Dataset records on visual material:
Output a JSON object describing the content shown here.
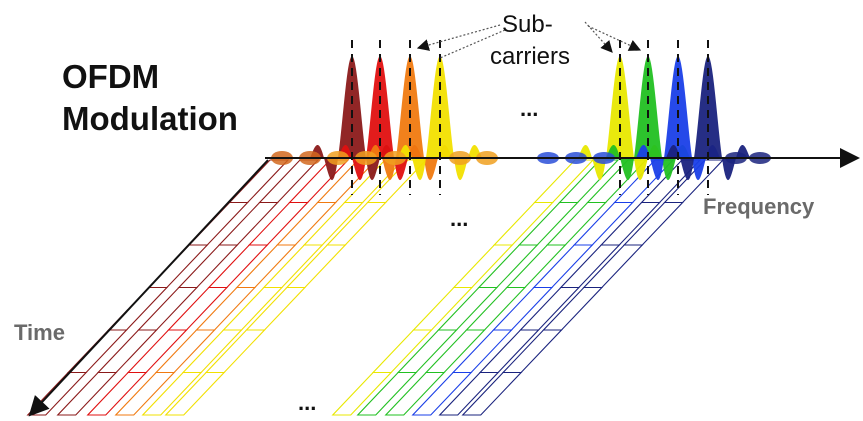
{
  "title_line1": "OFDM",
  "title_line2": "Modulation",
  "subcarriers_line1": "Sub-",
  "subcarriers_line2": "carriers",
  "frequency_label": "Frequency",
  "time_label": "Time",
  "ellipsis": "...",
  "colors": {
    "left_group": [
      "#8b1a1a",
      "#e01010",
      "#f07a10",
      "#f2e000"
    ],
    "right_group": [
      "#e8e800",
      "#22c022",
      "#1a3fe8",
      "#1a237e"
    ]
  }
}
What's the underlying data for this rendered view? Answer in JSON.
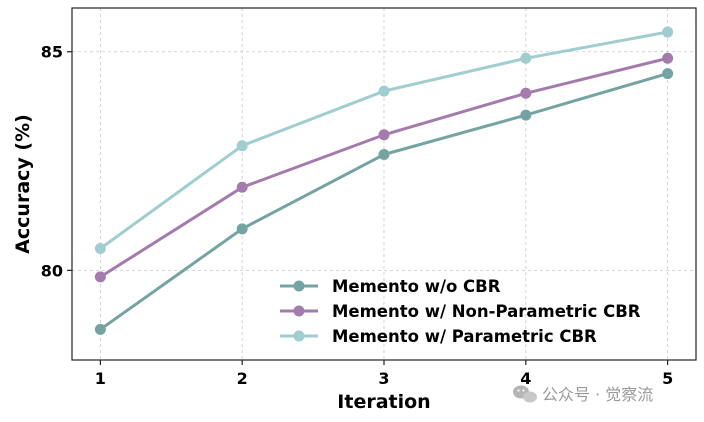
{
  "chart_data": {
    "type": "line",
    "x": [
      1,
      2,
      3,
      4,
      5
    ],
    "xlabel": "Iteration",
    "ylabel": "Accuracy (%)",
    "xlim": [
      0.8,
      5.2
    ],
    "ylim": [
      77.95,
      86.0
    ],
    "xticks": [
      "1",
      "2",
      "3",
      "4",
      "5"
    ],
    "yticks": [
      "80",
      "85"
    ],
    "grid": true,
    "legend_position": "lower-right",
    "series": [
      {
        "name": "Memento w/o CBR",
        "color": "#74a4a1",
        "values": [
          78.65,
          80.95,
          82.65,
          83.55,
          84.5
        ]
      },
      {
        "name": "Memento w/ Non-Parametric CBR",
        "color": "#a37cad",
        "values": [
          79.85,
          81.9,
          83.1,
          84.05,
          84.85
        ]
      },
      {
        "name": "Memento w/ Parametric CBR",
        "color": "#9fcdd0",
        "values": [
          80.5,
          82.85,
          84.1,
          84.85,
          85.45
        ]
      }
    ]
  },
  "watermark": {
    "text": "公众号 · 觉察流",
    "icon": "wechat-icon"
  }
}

## Written request
Output the full set of records above without changing a word, and drop the images.

## Answer
Output a JSON object describing the content shown here.
{
  "title_line1": "OFDM",
  "title_line2": "Modulation",
  "subcarriers_line1": "Sub-",
  "subcarriers_line2": "carriers",
  "frequency_label": "Frequency",
  "time_label": "Time",
  "ellipsis": "...",
  "colors": {
    "left_group": [
      "#8b1a1a",
      "#e01010",
      "#f07a10",
      "#f2e000"
    ],
    "right_group": [
      "#e8e800",
      "#22c022",
      "#1a3fe8",
      "#1a237e"
    ]
  }
}
What's the underlying data for this rendered view? Answer in JSON.
{
  "chart_data": {
    "type": "line",
    "x": [
      1,
      2,
      3,
      4,
      5
    ],
    "xlabel": "Iteration",
    "ylabel": "Accuracy (%)",
    "xlim": [
      0.8,
      5.2
    ],
    "ylim": [
      77.95,
      86.0
    ],
    "xticks": [
      "1",
      "2",
      "3",
      "4",
      "5"
    ],
    "yticks": [
      "80",
      "85"
    ],
    "grid": true,
    "legend_position": "lower-right",
    "series": [
      {
        "name": "Memento w/o CBR",
        "color": "#74a4a1",
        "values": [
          78.65,
          80.95,
          82.65,
          83.55,
          84.5
        ]
      },
      {
        "name": "Memento w/ Non-Parametric CBR",
        "color": "#a37cad",
        "values": [
          79.85,
          81.9,
          83.1,
          84.05,
          84.85
        ]
      },
      {
        "name": "Memento w/ Parametric CBR",
        "color": "#9fcdd0",
        "values": [
          80.5,
          82.85,
          84.1,
          84.85,
          85.45
        ]
      }
    ]
  },
  "watermark": {
    "text": "公众号 · 觉察流",
    "icon": "wechat-icon"
  }
}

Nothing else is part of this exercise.